===== Recorded data =====

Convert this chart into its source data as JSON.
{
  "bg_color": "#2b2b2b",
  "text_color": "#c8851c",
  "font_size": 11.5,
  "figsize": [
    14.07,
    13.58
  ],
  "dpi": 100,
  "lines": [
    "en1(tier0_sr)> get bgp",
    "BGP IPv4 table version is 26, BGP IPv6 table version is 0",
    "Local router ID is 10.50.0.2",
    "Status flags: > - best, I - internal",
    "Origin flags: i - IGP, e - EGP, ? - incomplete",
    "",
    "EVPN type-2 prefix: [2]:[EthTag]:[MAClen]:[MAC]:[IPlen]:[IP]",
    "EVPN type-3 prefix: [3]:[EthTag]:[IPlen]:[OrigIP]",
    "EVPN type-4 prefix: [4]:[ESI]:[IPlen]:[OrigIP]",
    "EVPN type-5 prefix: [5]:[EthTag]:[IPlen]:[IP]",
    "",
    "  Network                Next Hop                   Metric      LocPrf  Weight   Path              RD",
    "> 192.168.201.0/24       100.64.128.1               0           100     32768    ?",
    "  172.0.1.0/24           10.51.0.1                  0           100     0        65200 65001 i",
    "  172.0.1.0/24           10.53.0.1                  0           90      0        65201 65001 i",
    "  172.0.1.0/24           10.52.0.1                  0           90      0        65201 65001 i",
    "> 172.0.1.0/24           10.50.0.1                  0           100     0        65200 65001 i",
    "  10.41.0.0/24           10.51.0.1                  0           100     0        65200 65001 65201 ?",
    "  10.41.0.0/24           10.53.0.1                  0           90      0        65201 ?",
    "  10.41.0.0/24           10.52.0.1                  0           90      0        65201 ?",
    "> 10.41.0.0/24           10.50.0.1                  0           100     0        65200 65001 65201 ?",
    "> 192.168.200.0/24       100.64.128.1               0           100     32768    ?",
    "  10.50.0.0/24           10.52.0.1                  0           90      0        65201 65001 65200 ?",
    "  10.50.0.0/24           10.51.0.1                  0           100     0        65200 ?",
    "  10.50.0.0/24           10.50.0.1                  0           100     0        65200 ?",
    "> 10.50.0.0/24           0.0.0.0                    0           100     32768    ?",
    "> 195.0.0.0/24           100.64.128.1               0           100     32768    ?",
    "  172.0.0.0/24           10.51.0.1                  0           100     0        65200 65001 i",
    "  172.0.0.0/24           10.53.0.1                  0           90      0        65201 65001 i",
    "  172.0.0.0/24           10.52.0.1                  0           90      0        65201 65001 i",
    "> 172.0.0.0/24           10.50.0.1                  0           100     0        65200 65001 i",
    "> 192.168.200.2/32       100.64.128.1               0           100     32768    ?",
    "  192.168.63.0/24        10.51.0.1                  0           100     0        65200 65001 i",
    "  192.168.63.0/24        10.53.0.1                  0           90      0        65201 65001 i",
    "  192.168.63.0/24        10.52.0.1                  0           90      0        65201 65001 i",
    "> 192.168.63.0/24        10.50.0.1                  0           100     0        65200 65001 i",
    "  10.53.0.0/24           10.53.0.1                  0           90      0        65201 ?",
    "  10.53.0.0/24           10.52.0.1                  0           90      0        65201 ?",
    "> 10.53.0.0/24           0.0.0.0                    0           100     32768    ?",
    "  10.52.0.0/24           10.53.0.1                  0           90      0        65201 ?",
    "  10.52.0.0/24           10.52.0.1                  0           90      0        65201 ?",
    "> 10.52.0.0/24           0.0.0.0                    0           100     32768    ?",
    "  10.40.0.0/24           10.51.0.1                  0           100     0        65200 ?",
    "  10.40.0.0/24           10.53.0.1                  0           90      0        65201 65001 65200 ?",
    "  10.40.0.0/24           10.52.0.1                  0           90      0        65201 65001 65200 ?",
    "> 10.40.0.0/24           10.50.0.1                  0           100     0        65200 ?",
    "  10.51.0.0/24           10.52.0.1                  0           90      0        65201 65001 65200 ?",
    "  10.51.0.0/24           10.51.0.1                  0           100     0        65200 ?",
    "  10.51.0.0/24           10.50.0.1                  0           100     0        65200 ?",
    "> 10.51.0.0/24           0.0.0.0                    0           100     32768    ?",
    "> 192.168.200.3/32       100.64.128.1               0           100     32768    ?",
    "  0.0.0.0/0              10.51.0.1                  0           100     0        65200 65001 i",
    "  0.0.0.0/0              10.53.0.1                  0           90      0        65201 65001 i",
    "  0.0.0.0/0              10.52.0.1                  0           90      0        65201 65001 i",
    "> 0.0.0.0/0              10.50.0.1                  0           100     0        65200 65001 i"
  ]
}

=====

> [What to work on]
Return all of the data word for word.

> [Written solution]
Convert this chart into its source data as JSON.
{
  "bg_color": "#2b2b2b",
  "text_color": "#c8851c",
  "font_size": 11.5,
  "figsize": [
    14.07,
    13.58
  ],
  "dpi": 100,
  "lines": [
    "en1(tier0_sr)> get bgp",
    "BGP IPv4 table version is 26, BGP IPv6 table version is 0",
    "Local router ID is 10.50.0.2",
    "Status flags: > - best, I - internal",
    "Origin flags: i - IGP, e - EGP, ? - incomplete",
    "",
    "EVPN type-2 prefix: [2]:[EthTag]:[MAClen]:[MAC]:[IPlen]:[IP]",
    "EVPN type-3 prefix: [3]:[EthTag]:[IPlen]:[OrigIP]",
    "EVPN type-4 prefix: [4]:[ESI]:[IPlen]:[OrigIP]",
    "EVPN type-5 prefix: [5]:[EthTag]:[IPlen]:[IP]",
    "",
    "  Network                Next Hop                   Metric      LocPrf  Weight   Path              RD",
    "> 192.168.201.0/24       100.64.128.1               0           100     32768    ?",
    "  172.0.1.0/24           10.51.0.1                  0           100     0        65200 65001 i",
    "  172.0.1.0/24           10.53.0.1                  0           90      0        65201 65001 i",
    "  172.0.1.0/24           10.52.0.1                  0           90      0        65201 65001 i",
    "> 172.0.1.0/24           10.50.0.1                  0           100     0        65200 65001 i",
    "  10.41.0.0/24           10.51.0.1                  0           100     0        65200 65001 65201 ?",
    "  10.41.0.0/24           10.53.0.1                  0           90      0        65201 ?",
    "  10.41.0.0/24           10.52.0.1                  0           90      0        65201 ?",
    "> 10.41.0.0/24           10.50.0.1                  0           100     0        65200 65001 65201 ?",
    "> 192.168.200.0/24       100.64.128.1               0           100     32768    ?",
    "  10.50.0.0/24           10.52.0.1                  0           90      0        65201 65001 65200 ?",
    "  10.50.0.0/24           10.51.0.1                  0           100     0        65200 ?",
    "  10.50.0.0/24           10.50.0.1                  0           100     0        65200 ?",
    "> 10.50.0.0/24           0.0.0.0                    0           100     32768    ?",
    "> 195.0.0.0/24           100.64.128.1               0           100     32768    ?",
    "  172.0.0.0/24           10.51.0.1                  0           100     0        65200 65001 i",
    "  172.0.0.0/24           10.53.0.1                  0           90      0        65201 65001 i",
    "  172.0.0.0/24           10.52.0.1                  0           90      0        65201 65001 i",
    "> 172.0.0.0/24           10.50.0.1                  0           100     0        65200 65001 i",
    "> 192.168.200.2/32       100.64.128.1               0           100     32768    ?",
    "  192.168.63.0/24        10.51.0.1                  0           100     0        65200 65001 i",
    "  192.168.63.0/24        10.53.0.1                  0           90      0        65201 65001 i",
    "  192.168.63.0/24        10.52.0.1                  0           90      0        65201 65001 i",
    "> 192.168.63.0/24        10.50.0.1                  0           100     0        65200 65001 i",
    "  10.53.0.0/24           10.53.0.1                  0           90      0        65201 ?",
    "  10.53.0.0/24           10.52.0.1                  0           90      0        65201 ?",
    "> 10.53.0.0/24           0.0.0.0                    0           100     32768    ?",
    "  10.52.0.0/24           10.53.0.1                  0           90      0        65201 ?",
    "  10.52.0.0/24           10.52.0.1                  0           90      0        65201 ?",
    "> 10.52.0.0/24           0.0.0.0                    0           100     32768    ?",
    "  10.40.0.0/24           10.51.0.1                  0           100     0        65200 ?",
    "  10.40.0.0/24           10.53.0.1                  0           90      0        65201 65001 65200 ?",
    "  10.40.0.0/24           10.52.0.1                  0           90      0        65201 65001 65200 ?",
    "> 10.40.0.0/24           10.50.0.1                  0           100     0        65200 ?",
    "  10.51.0.0/24           10.52.0.1                  0           90      0        65201 65001 65200 ?",
    "  10.51.0.0/24           10.51.0.1                  0           100     0        65200 ?",
    "  10.51.0.0/24           10.50.0.1                  0           100     0        65200 ?",
    "> 10.51.0.0/24           0.0.0.0                    0           100     32768    ?",
    "> 192.168.200.3/32       100.64.128.1               0           100     32768    ?",
    "  0.0.0.0/0              10.51.0.1                  0           100     0        65200 65001 i",
    "  0.0.0.0/0              10.53.0.1                  0           90      0        65201 65001 i",
    "  0.0.0.0/0              10.52.0.1                  0           90      0        65201 65001 i",
    "> 0.0.0.0/0              10.50.0.1                  0           100     0        65200 65001 i"
  ]
}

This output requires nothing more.